Records from a collection ->
== == ==

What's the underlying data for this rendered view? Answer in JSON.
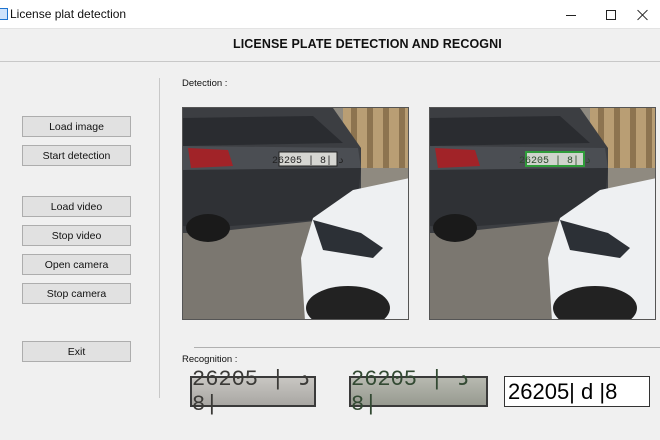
{
  "window": {
    "title": "License plat detection"
  },
  "header": {
    "title": "LICENSE PLATE DETECTION AND RECOGNI"
  },
  "buttons": {
    "load_image": "Load image",
    "start_detection": "Start detection",
    "load_video": "Load video",
    "stop_video": "Stop video",
    "open_camera": "Open camera",
    "stop_camera": "Stop camera",
    "exit": "Exit"
  },
  "detection": {
    "label": "Detection :",
    "plate_text_on_car": "26205 | د |8"
  },
  "recognition": {
    "label": "Recognition :",
    "plate_crop_original": "26205 | د |8",
    "plate_crop_processed": "26205 | د |8",
    "recognized_text": "26205| d |8"
  },
  "colors": {
    "window_bg": "#f0f0f0",
    "button_bg": "#e1e1e1",
    "detection_box": "#2f9d3a"
  }
}
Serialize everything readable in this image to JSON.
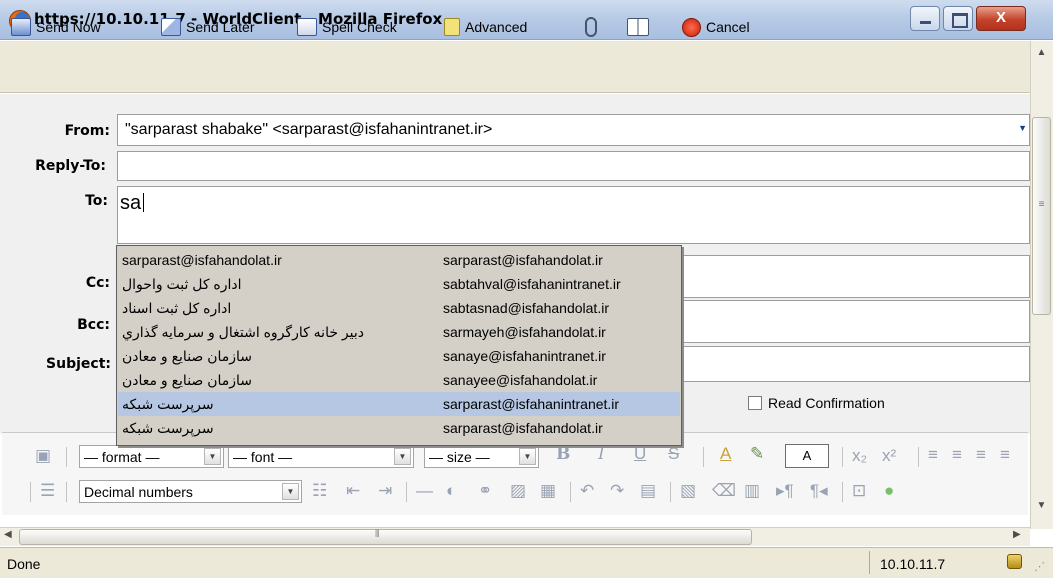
{
  "window": {
    "title": "https://10.10.11.7 - WorldClient - Mozilla Firefox",
    "close_glyph": "X"
  },
  "toolbar": {
    "send_now": "Send Now",
    "send_later": "Send Later",
    "spell_check": "Spell Check",
    "advanced": "Advanced",
    "cancel": "Cancel"
  },
  "form": {
    "from_label": "From:",
    "from_value": "\"sarparast shabake\" <sarparast@isfahanintranet.ir>",
    "replyto_label": "Reply-To:",
    "to_label": "To:",
    "to_value": "sa",
    "cc_label": "Cc:",
    "bcc_label": "Bcc:",
    "subject_label": "Subject:",
    "read_confirmation": "Read Confirmation"
  },
  "autocomplete": {
    "selected_index": 6,
    "items": [
      {
        "name": "sarparast@isfahandolat.ir",
        "email": "sarparast@isfahandolat.ir"
      },
      {
        "name": "اداره کل ثبت واحوال",
        "email": "sabtahval@isfahanintranet.ir"
      },
      {
        "name": "اداره کل ثبت اسناد",
        "email": "sabtasnad@isfahandolat.ir"
      },
      {
        "name": "دبير خانه کارگروه اشتغال و سرمايه گذاري",
        "email": "sarmayeh@isfahandolat.ir"
      },
      {
        "name": "سازمان صنايع و معادن",
        "email": "sanaye@isfahanintranet.ir"
      },
      {
        "name": "سازمان صنايع و معادن",
        "email": "sanayee@isfahandolat.ir"
      },
      {
        "name": "سرپرست شبکه",
        "email": "sarparast@isfahanintranet.ir"
      },
      {
        "name": "سرپرست شبکه",
        "email": "sarparast@isfahandolat.ir"
      }
    ]
  },
  "editor": {
    "format": "— format —",
    "font": "— font —",
    "size": "— size —",
    "list_style": "Decimal numbers",
    "bold": "B",
    "italic": "I",
    "underline": "U",
    "strike": "S",
    "forecolor": "A",
    "box_char": "A"
  },
  "status": {
    "text": "Done",
    "host": "10.10.11.7"
  }
}
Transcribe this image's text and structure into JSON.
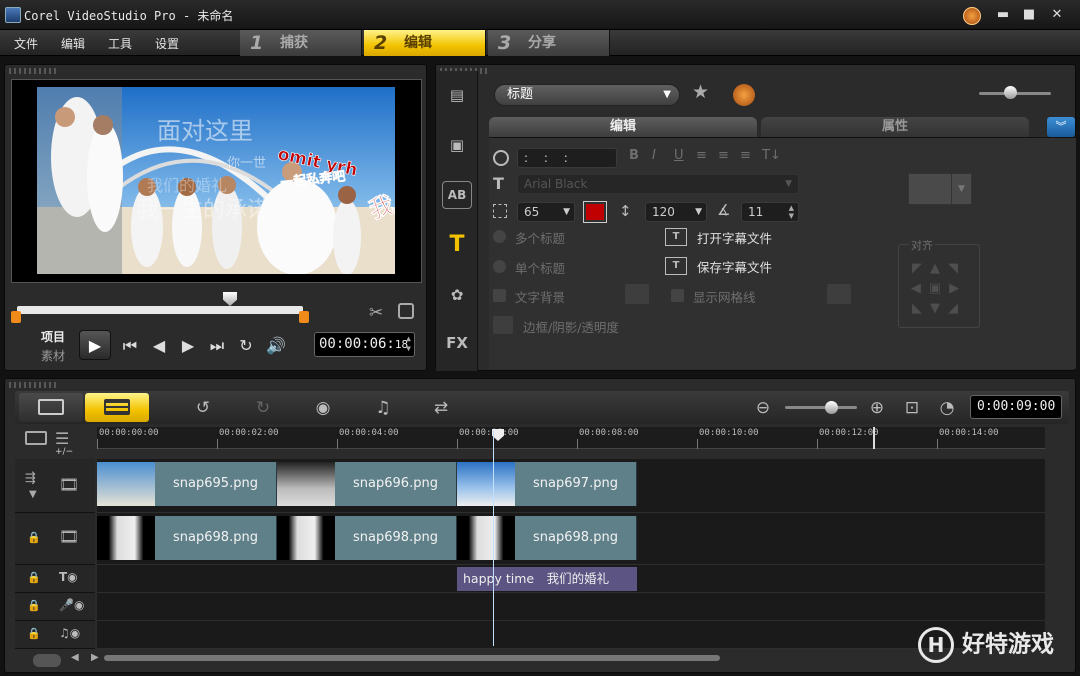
{
  "window": {
    "title": "Corel VideoStudio Pro - 未命名",
    "controls": {
      "minimize": "▬",
      "maximize": "■",
      "close": "✕"
    }
  },
  "menu": {
    "file": "文件",
    "edit": "编辑",
    "tools": "工具",
    "settings": "设置"
  },
  "steps": [
    {
      "num": "1",
      "label": "捕获"
    },
    {
      "num": "2",
      "label": "编辑"
    },
    {
      "num": "3",
      "label": "分享"
    }
  ],
  "preview": {
    "project_label": "项目",
    "clip_label": "素材",
    "timecode": "00:00:06:",
    "timecode_frames": "18",
    "image_text": {
      "line1": "面对这里",
      "line2": "你一世",
      "line3": "我一生的承诺",
      "line4": "我们的婚礼",
      "sticker1": "omit yrh",
      "sticker2": "一起私奔吧",
      "sticker3": "我"
    }
  },
  "options": {
    "category": "标题",
    "tabs": {
      "edit": "编辑",
      "attributes": "属性"
    },
    "duration_value": ": : :",
    "font_name": "Arial Black",
    "font_size": "65",
    "line_spacing": "120",
    "angle": "11",
    "multi_title": "多个标题",
    "single_title": "单个标题",
    "text_background": "文字背景",
    "show_grid": "显示网格线",
    "border_shadow": "边框/阴影/透明度",
    "open_subtitle": "打开字幕文件",
    "save_subtitle": "保存字幕文件",
    "align_label": "对齐",
    "text_color": "#c00000"
  },
  "timeline": {
    "timecode": "0:00:09:00",
    "ruler": [
      "00:00:00:00",
      "00:00:02:00",
      "00:00:04:00",
      "00:00:06:00",
      "00:00:08:00",
      "00:00:10:00",
      "00:00:12:00",
      "00:00:14:00"
    ],
    "video_track": [
      "snap695.png",
      "snap696.png",
      "snap697.png"
    ],
    "overlay_track": [
      "snap698.png",
      "snap698.png",
      "snap698.png"
    ],
    "title_clip": "happy time　我们的婚礼",
    "add_remove": "+/−"
  },
  "watermark": {
    "text": "好特游戏",
    "logo": "H"
  }
}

== == ==

THE REQUEST ->
Copy out every line in the entries above that holds "camera".

RESULT OF THE TASK ->
    "open_camera": "Open camera",
    "stop_camera": "Stop camera",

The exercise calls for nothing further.